◆ Fragmento de página
= = =
A veces la vida te regala seres con los que hablar el mismo idioma .
¿Y cómo fue? ¿Cómo explicar la simplicidad del momento?
.
ENCUENTROS
—¿Podemos sentarnos?, pregunté con cierta suspicacia al ver
que aquella terraza estaba a tope y tú sentada en una mesa de cuatro tan sola y a gusto. En realidad pensaba que
sería una buena forma de echarte.
—Sí, sí, sin problema. Hay tanta gente… —expusiste invitándonos a acompañarte.
—Pues ya somos tres. Gracias, contestamos.
No nos conocíamos de nada. Y sin embargo nos sentamos y
comenzamos a hablar de la vida como si fuéramos amigas de siempre, de los novios, de los amantes, de los viajes, de la familia y, sobre todo, de nuestros sueños. Como
confidentes anónimos. Creo que eso es lo que hizo que nos desahogáramos. Total,
nunca nos volveríamos a encontrar. Estábamos quebradas. Sí. Las tres. Cada una
por lo nuestro. Ningún detalle al respecto, pero portábamos en la mochila cosas gordas: un cáncer, una madre
soltera con dos hijas y ex marido ludópata que la dejó
en la más inmensa de las ruinas. Pero esos temas nunca salieron a relucir. Ni falta que hizo.
Eran
aproximadamente las dos de la tarde de un domingo de otoño del año
2016, tal vez finales de octubre. Sonreíamos en la plaza de Lavapiés, en
una terraza, tomando cervezas y aceitunas con patatas fritas de bolsa, bajo un
sol que nos acariciaba el pelo. Y, por momentos, parecíamos
tan felices y normales como el resto de la humanidad.
Hay encuentros interesantes en la vida. Atraparlos, guardarlos y cuidarlos para siempre con la alegría de volver a revivirlos, esa es la cuestión. Siempre hay espacios, distancias más bien, que no nos permiten compartir nuestro tiempo con los seres que amamos. Y siempre hay excusas... también. Pero por muchas que sean no sirven para romper esos lazos rojos que por alguna extraña razón una vez quedaron unidos por el destino.
= = =
◆ Líneas seleccionadas
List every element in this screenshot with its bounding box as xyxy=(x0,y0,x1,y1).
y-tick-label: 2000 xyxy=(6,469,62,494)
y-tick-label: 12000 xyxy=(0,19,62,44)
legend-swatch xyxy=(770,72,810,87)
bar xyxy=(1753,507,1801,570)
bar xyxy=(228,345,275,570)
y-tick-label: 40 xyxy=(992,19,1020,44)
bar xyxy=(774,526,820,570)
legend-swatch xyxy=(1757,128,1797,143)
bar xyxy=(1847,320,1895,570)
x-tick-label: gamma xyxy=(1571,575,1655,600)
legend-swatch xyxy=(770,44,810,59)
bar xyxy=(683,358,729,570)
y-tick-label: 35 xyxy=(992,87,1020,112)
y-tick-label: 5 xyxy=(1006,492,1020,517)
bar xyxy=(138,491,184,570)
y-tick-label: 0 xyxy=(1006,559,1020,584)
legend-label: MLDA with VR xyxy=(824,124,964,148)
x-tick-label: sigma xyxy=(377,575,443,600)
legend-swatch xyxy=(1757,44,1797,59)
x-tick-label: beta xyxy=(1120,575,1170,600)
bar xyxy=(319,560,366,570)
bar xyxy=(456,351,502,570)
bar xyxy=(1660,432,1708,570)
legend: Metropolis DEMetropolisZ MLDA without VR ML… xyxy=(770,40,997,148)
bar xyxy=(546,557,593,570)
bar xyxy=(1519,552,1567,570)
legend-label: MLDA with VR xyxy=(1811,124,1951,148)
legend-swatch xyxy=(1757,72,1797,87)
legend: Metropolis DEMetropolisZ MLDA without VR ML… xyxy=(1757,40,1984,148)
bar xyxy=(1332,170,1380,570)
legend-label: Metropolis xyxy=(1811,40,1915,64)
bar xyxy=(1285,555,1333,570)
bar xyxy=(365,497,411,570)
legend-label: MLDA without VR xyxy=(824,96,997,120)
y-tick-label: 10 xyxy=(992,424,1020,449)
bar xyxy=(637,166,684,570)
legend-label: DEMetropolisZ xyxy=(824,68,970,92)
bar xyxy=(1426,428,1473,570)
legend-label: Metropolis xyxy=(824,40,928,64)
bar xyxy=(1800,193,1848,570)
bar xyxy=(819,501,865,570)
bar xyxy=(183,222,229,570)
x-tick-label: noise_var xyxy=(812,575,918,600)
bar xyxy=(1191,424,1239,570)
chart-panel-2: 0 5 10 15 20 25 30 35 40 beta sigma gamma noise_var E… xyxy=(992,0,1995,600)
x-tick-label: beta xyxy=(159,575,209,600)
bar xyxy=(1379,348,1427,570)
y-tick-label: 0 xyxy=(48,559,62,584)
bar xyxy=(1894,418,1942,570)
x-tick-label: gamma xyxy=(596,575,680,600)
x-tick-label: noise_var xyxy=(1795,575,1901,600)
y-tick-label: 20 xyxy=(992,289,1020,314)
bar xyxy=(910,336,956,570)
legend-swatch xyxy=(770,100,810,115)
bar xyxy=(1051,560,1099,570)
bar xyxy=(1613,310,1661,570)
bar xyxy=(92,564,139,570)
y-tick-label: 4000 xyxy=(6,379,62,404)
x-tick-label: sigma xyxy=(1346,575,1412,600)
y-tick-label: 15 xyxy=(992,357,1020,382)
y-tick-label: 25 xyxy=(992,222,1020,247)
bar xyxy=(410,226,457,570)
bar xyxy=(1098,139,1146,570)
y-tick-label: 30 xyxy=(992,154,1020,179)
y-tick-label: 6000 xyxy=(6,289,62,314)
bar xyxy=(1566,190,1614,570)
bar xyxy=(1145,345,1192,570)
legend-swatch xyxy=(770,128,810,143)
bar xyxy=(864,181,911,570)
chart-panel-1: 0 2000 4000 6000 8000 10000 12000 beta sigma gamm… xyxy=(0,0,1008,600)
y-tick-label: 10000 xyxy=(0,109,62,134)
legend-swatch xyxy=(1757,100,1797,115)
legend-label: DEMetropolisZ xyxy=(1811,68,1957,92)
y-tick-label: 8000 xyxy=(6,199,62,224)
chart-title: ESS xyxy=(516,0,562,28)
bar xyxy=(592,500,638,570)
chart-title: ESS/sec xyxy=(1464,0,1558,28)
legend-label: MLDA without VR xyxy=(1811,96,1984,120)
= = =
◆ Qué se pide
Reproduce tal cual el pasaje del relato sobre el encuentro en Lavapiés que va desde "A veces la vida" hasta "forma de echarte.".

◆ Respuesta
A veces la vida te regala seres con los que hablar el mismo idioma .
¿Y cómo fue? ¿Cómo explicar la simplicidad del momento?
.
ENCUENTROS
—¿Podemos sentarnos?, pregunté con cierta suspicacia al ver
que aquella terraza estaba a tope y tú sentada en una mesa de cuatro tan sola y a gusto. En realidad pensaba que
sería una buena forma de echarte.